WHAT NEEDS TO BE DONE
Where a line holds the string "xlabel", return that line.
** BEGIN EXERCISE MATERIAL **
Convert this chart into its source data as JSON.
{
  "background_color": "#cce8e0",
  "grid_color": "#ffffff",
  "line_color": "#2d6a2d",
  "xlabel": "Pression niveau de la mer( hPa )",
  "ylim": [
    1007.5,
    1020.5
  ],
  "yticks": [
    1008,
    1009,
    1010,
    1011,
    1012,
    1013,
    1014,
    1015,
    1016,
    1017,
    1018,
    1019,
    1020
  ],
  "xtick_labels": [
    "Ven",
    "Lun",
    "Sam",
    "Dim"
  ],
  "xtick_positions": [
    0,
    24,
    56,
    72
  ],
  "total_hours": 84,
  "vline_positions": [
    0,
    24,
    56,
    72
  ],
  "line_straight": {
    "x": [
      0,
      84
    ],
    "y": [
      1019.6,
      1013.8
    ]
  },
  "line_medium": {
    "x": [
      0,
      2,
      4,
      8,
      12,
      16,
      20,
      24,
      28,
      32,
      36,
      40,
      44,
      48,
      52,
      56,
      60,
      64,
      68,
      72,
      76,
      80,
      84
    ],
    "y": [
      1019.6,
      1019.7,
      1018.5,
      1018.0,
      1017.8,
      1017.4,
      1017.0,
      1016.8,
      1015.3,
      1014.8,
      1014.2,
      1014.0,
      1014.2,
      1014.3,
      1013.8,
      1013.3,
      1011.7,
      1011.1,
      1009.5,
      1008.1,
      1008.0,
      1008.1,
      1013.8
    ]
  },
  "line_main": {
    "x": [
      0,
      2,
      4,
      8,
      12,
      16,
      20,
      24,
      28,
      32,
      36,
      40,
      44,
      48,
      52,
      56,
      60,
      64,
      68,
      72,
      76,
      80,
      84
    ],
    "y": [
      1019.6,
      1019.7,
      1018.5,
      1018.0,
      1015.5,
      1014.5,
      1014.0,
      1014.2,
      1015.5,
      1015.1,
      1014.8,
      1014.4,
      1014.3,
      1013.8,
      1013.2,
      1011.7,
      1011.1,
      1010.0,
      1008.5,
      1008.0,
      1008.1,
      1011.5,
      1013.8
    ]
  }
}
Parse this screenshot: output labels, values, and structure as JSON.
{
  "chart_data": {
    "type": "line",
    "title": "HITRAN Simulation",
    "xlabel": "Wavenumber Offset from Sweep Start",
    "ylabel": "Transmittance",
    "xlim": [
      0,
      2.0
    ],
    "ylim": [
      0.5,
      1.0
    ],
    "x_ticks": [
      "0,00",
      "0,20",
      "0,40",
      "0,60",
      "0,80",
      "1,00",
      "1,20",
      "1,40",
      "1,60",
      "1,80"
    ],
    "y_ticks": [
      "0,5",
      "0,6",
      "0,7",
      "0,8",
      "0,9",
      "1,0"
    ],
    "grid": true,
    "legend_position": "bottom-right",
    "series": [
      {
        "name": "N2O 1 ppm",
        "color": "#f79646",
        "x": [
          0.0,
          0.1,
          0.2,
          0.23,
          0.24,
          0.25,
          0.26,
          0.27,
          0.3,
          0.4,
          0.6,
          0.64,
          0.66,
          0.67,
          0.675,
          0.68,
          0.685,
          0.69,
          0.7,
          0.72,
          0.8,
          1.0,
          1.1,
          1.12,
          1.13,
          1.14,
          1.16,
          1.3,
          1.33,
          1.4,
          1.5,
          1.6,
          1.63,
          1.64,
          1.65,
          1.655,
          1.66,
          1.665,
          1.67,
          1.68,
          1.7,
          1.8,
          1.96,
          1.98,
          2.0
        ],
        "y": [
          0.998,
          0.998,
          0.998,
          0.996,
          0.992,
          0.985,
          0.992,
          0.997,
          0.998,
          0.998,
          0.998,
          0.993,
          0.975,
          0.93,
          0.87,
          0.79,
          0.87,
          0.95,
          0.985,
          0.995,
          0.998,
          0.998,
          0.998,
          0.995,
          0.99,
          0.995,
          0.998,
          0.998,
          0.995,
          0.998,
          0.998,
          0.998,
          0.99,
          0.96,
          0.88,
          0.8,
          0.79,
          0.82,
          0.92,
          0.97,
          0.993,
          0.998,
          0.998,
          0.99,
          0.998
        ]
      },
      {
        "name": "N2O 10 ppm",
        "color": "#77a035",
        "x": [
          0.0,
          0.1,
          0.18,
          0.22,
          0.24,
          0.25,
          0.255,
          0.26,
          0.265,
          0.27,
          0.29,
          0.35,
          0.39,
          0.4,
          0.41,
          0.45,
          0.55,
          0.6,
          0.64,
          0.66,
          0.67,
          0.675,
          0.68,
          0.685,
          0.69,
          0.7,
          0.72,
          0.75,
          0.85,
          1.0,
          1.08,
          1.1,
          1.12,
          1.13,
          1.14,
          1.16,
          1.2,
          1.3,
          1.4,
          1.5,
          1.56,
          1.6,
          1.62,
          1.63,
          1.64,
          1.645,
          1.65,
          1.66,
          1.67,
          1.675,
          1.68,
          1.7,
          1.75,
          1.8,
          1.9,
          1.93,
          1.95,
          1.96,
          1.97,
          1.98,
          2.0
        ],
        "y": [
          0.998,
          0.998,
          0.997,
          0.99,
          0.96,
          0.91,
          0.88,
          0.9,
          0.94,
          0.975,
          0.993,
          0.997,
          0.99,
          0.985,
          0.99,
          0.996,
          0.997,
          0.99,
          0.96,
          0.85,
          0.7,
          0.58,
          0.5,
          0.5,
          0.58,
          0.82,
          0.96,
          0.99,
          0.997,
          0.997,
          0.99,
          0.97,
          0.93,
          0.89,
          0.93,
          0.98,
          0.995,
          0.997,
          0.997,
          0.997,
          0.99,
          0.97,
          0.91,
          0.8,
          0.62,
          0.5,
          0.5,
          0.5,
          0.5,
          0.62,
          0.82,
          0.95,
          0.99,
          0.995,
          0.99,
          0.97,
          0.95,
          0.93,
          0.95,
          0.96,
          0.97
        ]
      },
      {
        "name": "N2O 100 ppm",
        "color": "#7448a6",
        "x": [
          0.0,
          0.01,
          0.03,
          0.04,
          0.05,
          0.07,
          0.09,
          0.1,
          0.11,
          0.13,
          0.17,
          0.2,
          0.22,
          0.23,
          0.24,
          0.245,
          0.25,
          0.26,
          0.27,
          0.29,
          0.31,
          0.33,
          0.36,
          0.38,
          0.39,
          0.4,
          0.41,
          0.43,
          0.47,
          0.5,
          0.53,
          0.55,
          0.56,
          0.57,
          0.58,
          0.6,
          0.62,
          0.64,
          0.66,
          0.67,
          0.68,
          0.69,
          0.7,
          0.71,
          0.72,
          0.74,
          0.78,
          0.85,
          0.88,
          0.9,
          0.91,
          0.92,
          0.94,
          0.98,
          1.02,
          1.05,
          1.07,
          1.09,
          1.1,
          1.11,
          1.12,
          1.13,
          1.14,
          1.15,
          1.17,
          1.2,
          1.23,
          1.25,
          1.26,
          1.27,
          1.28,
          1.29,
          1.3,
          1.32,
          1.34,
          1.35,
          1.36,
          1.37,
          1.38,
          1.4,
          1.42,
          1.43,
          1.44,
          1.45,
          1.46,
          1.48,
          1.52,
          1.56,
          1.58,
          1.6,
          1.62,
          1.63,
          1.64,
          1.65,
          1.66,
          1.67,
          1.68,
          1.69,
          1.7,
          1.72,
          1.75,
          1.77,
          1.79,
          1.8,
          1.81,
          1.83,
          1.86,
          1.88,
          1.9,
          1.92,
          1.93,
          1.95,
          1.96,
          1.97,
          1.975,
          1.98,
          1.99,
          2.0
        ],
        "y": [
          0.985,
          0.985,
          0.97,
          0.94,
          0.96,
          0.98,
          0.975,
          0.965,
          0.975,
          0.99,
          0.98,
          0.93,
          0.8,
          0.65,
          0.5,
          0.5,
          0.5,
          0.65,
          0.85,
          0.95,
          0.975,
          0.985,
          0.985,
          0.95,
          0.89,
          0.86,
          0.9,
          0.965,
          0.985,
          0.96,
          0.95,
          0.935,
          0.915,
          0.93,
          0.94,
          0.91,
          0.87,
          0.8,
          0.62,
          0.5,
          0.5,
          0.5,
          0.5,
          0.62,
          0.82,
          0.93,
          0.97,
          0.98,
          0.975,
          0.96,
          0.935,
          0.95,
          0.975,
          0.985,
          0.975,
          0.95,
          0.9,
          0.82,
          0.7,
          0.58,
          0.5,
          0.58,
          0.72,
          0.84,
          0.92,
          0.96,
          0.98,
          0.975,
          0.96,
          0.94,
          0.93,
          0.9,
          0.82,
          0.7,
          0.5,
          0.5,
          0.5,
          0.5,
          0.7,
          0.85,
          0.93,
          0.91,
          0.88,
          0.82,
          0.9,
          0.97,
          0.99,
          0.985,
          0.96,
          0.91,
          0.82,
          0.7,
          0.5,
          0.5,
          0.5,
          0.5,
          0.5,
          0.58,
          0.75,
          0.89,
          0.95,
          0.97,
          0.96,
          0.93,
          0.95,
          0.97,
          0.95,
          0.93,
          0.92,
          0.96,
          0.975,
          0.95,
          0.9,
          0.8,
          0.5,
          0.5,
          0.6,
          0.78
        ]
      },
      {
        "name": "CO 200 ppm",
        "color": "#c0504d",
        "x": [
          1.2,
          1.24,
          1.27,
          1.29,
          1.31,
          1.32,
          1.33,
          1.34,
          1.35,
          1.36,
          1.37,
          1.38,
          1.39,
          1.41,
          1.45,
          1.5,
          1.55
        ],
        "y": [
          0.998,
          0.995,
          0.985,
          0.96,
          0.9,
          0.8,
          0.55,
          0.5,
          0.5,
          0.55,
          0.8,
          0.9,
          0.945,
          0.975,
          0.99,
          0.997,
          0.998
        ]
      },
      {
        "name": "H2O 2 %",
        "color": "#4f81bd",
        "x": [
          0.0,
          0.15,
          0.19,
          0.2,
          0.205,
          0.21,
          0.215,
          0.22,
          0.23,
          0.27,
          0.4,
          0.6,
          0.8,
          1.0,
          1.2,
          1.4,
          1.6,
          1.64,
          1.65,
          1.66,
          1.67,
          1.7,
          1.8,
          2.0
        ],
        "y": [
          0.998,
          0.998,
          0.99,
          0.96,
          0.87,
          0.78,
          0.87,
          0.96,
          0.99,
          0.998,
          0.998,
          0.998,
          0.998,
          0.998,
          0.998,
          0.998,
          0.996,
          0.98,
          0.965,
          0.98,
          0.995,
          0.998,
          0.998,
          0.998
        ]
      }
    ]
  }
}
** END EXERCISE MATERIAL **
SOLUTION
  "xlabel": "Pression niveau de la mer( hPa )",
    "xlabel": "Wavenumber Offset from Sweep Start",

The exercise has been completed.